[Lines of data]
===============

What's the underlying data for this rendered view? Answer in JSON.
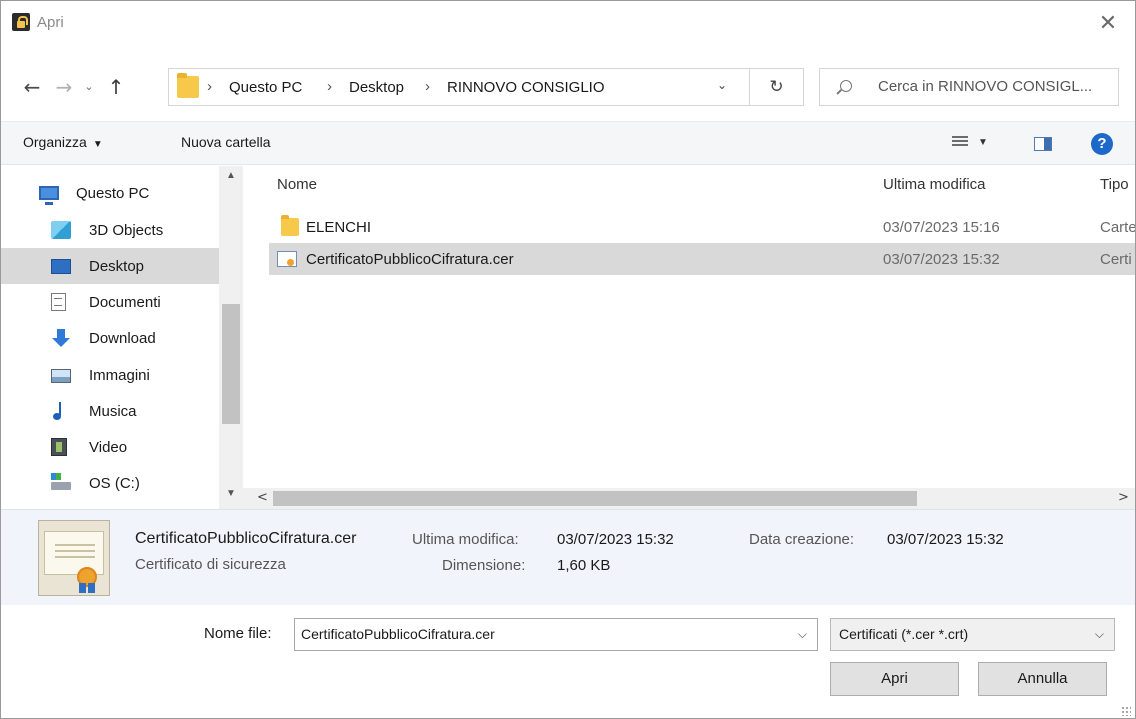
{
  "window": {
    "title": "Apri",
    "close_glyph": "✕",
    "icon": "lock-app-icon"
  },
  "nav": {
    "back": "←",
    "forward": "→",
    "recent": "⌄",
    "up": "↑",
    "breadcrumb": [
      {
        "label": "Questo PC"
      },
      {
        "label": "Desktop"
      },
      {
        "label": "RINNOVO CONSIGLIO"
      }
    ],
    "separator": "›",
    "dropdown": "⌄",
    "refresh": "↻",
    "search_placeholder": "Cerca in RINNOVO CONSIGL..."
  },
  "toolbar": {
    "organize": "Organizza",
    "organize_caret": "▼",
    "new_folder": "Nuova cartella",
    "view_caret": "▼",
    "help": "?"
  },
  "sidebar": {
    "items": [
      {
        "label": "Questo PC",
        "icon": "computer-icon"
      },
      {
        "label": "3D Objects",
        "icon": "3d-objects-icon"
      },
      {
        "label": "Desktop",
        "icon": "desktop-icon",
        "selected": true
      },
      {
        "label": "Documenti",
        "icon": "documents-icon"
      },
      {
        "label": "Download",
        "icon": "download-icon"
      },
      {
        "label": "Immagini",
        "icon": "pictures-icon"
      },
      {
        "label": "Musica",
        "icon": "music-icon"
      },
      {
        "label": "Video",
        "icon": "video-icon"
      },
      {
        "label": "OS (C:)",
        "icon": "drive-icon"
      }
    ],
    "scroll_up": "▲",
    "scroll_down": "▼"
  },
  "filelist": {
    "columns": {
      "name": "Nome",
      "modified": "Ultima modifica",
      "type": "Tipo"
    },
    "sort_caret": "^",
    "rows": [
      {
        "name": "ELENCHI",
        "modified": "03/07/2023 15:16",
        "type": "Carte",
        "icon": "folder-icon"
      },
      {
        "name": "CertificatoPubblicoCifratura.cer",
        "modified": "03/07/2023 15:32",
        "type": "Certi",
        "icon": "certificate-icon",
        "selected": true
      }
    ],
    "scroll_left": "<",
    "scroll_right": ">"
  },
  "details": {
    "filename": "CertificatoPubblicoCifratura.cer",
    "filetype": "Certificato di sicurezza",
    "modified_label": "Ultima modifica:",
    "modified_value": "03/07/2023 15:32",
    "size_label": "Dimensione:",
    "size_value": "1,60 KB",
    "created_label": "Data creazione:",
    "created_value": "03/07/2023 15:32"
  },
  "footer": {
    "filename_label": "Nome file:",
    "filename_value": "CertificatoPubblicoCifratura.cer",
    "filter": "Certificati (*.cer *.crt)",
    "caret": "⌵",
    "open": "Apri",
    "cancel": "Annulla"
  },
  "colors": {
    "selection": "#d9d9d9",
    "details_bg": "#f1f5fb",
    "toolbar_bg": "#f5f6f8",
    "help_blue": "#1d69c9",
    "folder": "#f6c94a"
  }
}
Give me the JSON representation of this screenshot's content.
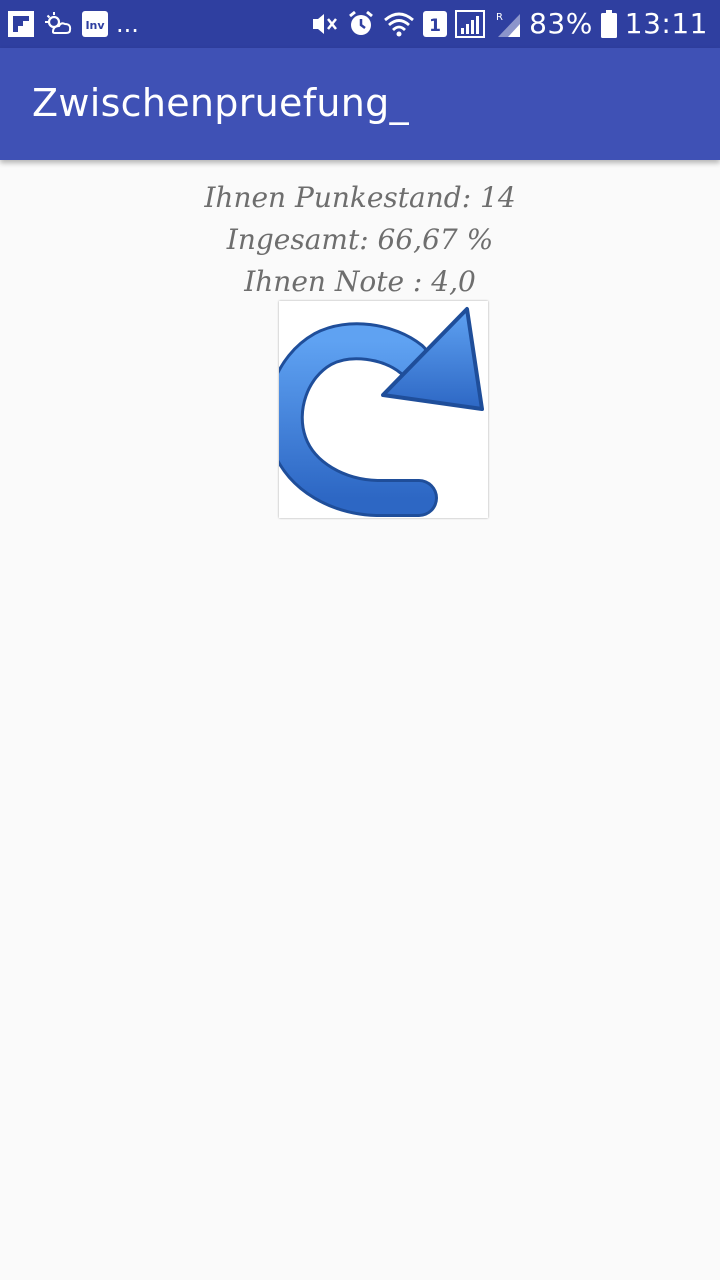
{
  "status_bar": {
    "notification_icons": [
      "flipboard-icon",
      "weather-icon",
      "inv-icon"
    ],
    "inv_label": "Inv",
    "more_indicator": "...",
    "sim_label": "1",
    "battery_percent": "83%",
    "time": "13:11",
    "colors": {
      "background": "#2f3fa0",
      "foreground": "#ffffff"
    }
  },
  "app_bar": {
    "title": "Zwischenpruefung_",
    "color": "#3f51b5"
  },
  "results": {
    "score_text": "Ihnen Punkestand: 14",
    "total_text": "Ingesamt: 66,67 %",
    "grade_text": "Ihnen Note : 4,0"
  },
  "retry": {
    "icon": "redo-arrow-icon",
    "arrow_color": "#3d82e0"
  }
}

===============

> _Aim_
Quote verbatim the final run of lines in the material above, from the line that contains "Give me the" through the very last line, excluding any pictures.

> _Answer below_
Give me the JSON representation of this screenshot's content.
{
  "status_bar": {
    "notification_icons": [
      "flipboard-icon",
      "weather-icon",
      "inv-icon"
    ],
    "inv_label": "Inv",
    "more_indicator": "...",
    "sim_label": "1",
    "battery_percent": "83%",
    "time": "13:11",
    "colors": {
      "background": "#2f3fa0",
      "foreground": "#ffffff"
    }
  },
  "app_bar": {
    "title": "Zwischenpruefung_",
    "color": "#3f51b5"
  },
  "results": {
    "score_text": "Ihnen Punkestand: 14",
    "total_text": "Ingesamt: 66,67 %",
    "grade_text": "Ihnen Note : 4,0"
  },
  "retry": {
    "icon": "redo-arrow-icon",
    "arrow_color": "#3d82e0"
  }
}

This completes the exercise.